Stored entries
┌──
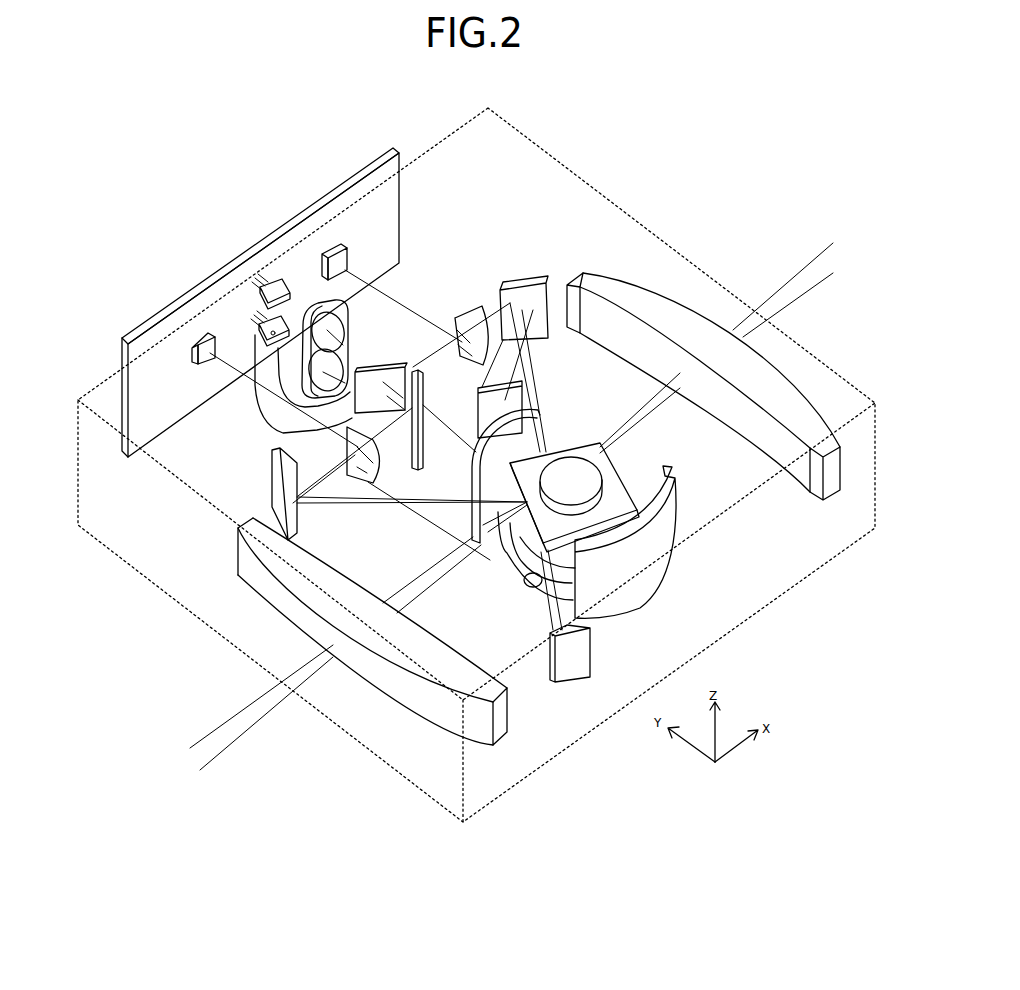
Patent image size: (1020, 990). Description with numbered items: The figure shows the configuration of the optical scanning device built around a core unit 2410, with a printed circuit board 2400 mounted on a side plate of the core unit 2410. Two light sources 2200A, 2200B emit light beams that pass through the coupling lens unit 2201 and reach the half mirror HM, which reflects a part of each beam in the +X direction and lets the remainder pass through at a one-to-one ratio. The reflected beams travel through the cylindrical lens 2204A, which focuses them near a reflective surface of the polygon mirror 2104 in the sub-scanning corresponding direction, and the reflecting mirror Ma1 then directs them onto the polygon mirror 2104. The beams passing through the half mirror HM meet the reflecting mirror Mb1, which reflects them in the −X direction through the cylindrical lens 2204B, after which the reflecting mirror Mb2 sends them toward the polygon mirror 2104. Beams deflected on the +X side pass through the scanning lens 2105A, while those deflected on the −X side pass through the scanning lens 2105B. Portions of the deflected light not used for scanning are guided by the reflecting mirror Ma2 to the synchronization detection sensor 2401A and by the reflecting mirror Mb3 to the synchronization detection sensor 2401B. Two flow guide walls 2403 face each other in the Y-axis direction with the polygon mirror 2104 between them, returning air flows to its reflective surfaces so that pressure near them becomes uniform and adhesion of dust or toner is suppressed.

The core unit 2410 is at (667, 246).
The printed circuit board 2400 is at (280, 228).
The synchronization detection sensor 2401A is at (346, 260).
The synchronization detection sensor 2401B is at (192, 358).
The light source 2200A is at (258, 272).
The light source 2200B is at (262, 314).
The coupling lens unit 2201 is at (350, 338).
The half mirror HM is at (353, 416).
The cylindrical lens 2204A is at (463, 313).
The cylindrical lens 2204B is at (363, 487).
The reflecting mirror Ma1 is at (523, 280).
The reflecting mirror Ma2 is at (478, 402).
The reflecting mirror Mb1 is at (423, 420).
The reflecting mirror Mb2 is at (272, 483).
The reflecting mirror Mb3 is at (592, 658).
The scanning lens 2105A is at (606, 346).
The scanning lens 2105B is at (430, 642).
The polygon mirror 2104 is at (601, 449).
The flow guide wall 2403 is at (472, 530).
└──
- _Your goal_
Pick out and copy each line of the records above that contains the string "lens". Uppercase and lowercase count as different.

- _Response for this exercise_
Patent image size: (1020, 990). Description with numbered items: The figure shows the configuration of the optical scanning device built around a core unit 2410, with a printed circuit board 2400 mounted on a side plate of the core unit 2410. Two light sources 2200A, 2200B emit light beams that pass through the coupling lens unit 2201 and reach the half mirror HM, which reflects a part of each beam in the +X direction and lets the remainder pass through at a one-to-one ratio. The reflected beams travel through the cylindrical lens 2204A, which focuses them near a reflective surface of the polygon mirror 2104 in the sub-scanning corresponding direction, and the reflecting mirror Ma1 then directs them onto the polygon mirror 2104. The beams passing through the half mirror HM meet the reflecting mirror Mb1, which reflects them in the −X direction through the cylindrical lens 2204B, after which the reflecting mirror Mb2 sends them toward the polygon mirror 2104. Beams deflected on the +X side pass through the scanning lens 2105A, while those deflected on the −X side pass through the scanning lens 2105B. Portions of the deflected light not used for scanning are guided by the reflecting mirror Ma2 to the synchronization detection sensor 2401A and by the reflecting mirror Mb3 to the synchronization detection sensor 2401B. Two flow guide walls 2403 face each other in the Y-axis direction with the polygon mirror 2104 between them, returning air flows to its reflective surfaces so that pressure near them becomes uniform and adhesion of dust or toner is suppressed.
The coupling lens unit 2201 is at (350, 338).
The cylindrical lens 2204A is at (463, 313).
The cylindrical lens 2204B is at (363, 487).
The scanning lens 2105A is at (606, 346).
The scanning lens 2105B is at (430, 642).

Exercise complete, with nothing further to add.